**Goal:**
Copy every line of the records below that holds the word "this".

**Data for the task:**
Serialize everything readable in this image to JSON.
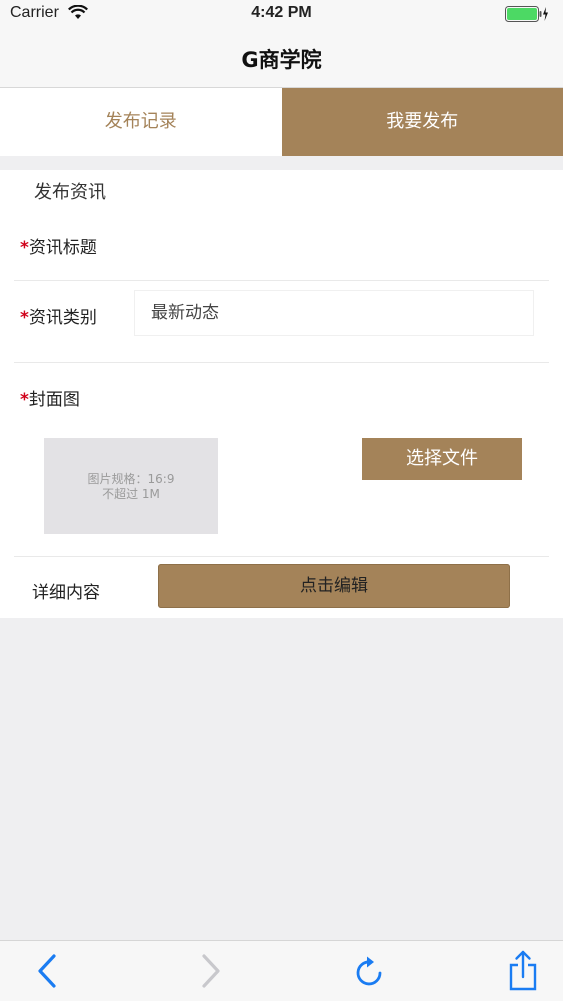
{
  "status_bar": {
    "carrier": "Carrier",
    "time": "4:42 PM"
  },
  "nav": {
    "title": "G商学院"
  },
  "tabs": [
    {
      "label": "发布记录",
      "active": false
    },
    {
      "label": "我要发布",
      "active": true
    }
  ],
  "form": {
    "section_title": "发布资讯",
    "required_mark": "*",
    "title_label": "资讯标题",
    "category_label": "资讯类别",
    "category_value": "最新动态",
    "cover_label": "封面图",
    "cover_hint_line1": "图片规格：16:9",
    "cover_hint_line2": "不超过 1M",
    "choose_file_label": "选择文件",
    "detail_label": "详细内容",
    "edit_button_label": "点击编辑"
  },
  "toolbar": {
    "icons": [
      "back-icon",
      "forward-icon",
      "reload-icon",
      "share-icon"
    ]
  },
  "colors": {
    "accent": "#a48359",
    "required": "#d0021b",
    "ios_blue": "#1a7cf2"
  }
}
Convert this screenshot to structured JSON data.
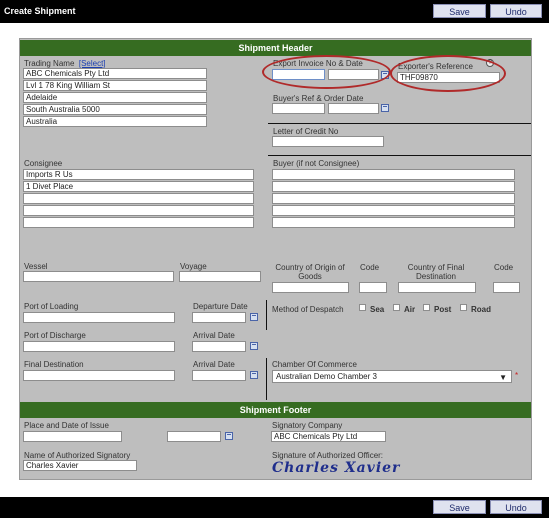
{
  "window_title": "Create Shipment",
  "toolbar": {
    "save_label": "Save",
    "undo_label": "Undo"
  },
  "header": {
    "title": "Shipment Header",
    "trading_name_label": "Trading Name",
    "select_link": "[Select]",
    "trading_name_lines": [
      "ABC Chemicals Pty Ltd",
      "Lvl 1 78 King William St",
      "Adelaide",
      "South Australia 5000",
      "Australia"
    ],
    "export_invoice_label": "Export Invoice No & Date",
    "export_invoice_no": "",
    "export_invoice_date": "",
    "exporters_reference_label": "Exporter's Reference",
    "exporters_reference_value": "THF09870",
    "help_icon_text": "?",
    "buyers_ref_label": "Buyer's Ref & Order Date",
    "letter_of_credit_label": "Letter of Credit No",
    "consignee_label": "Consignee",
    "consignee_lines": [
      "Imports R Us",
      "1 Divet Place",
      "",
      "",
      ""
    ],
    "buyer_label": "Buyer (if not Consignee)",
    "vessel_label": "Vessel",
    "voyage_label": "Voyage",
    "country_origin_label": "Country of Origin of Goods",
    "code_label": "Code",
    "country_final_label": "Country of Final Destination",
    "port_loading_label": "Port of Loading",
    "departure_date_label": "Departure Date",
    "method_despatch_label": "Method of Despatch",
    "despatch_options": [
      "Sea",
      "Air",
      "Post",
      "Road"
    ],
    "port_discharge_label": "Port of Discharge",
    "arrival_date_label": "Arrival Date",
    "final_destination_label": "Final Destination",
    "chamber_label": "Chamber Of Commerce",
    "chamber_value": "Australian Demo Chamber 3",
    "required_marker": "*"
  },
  "footer": {
    "title": "Shipment Footer",
    "place_date_label": "Place and Date of Issue",
    "signatory_company_label": "Signatory Company",
    "signatory_company_value": "ABC Chemicals Pty Ltd",
    "authorized_name_label": "Name of Authorized Signatory",
    "authorized_name_value": "Charles Xavier",
    "signature_label": "Signature of Authorized Officer:",
    "signature_text": "Charles Xavier"
  },
  "colors": {
    "section_header": "#366c21",
    "panel": "#bebebe",
    "highlight_ring": "#b02a2a",
    "bar": "#000000"
  },
  "icons": [
    "calendar-icon",
    "help-icon",
    "dropdown-arrow-icon"
  ]
}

**Completed task:**
Serialize everything readable in this image to JSON.
Convert this screenshot to structured JSON data.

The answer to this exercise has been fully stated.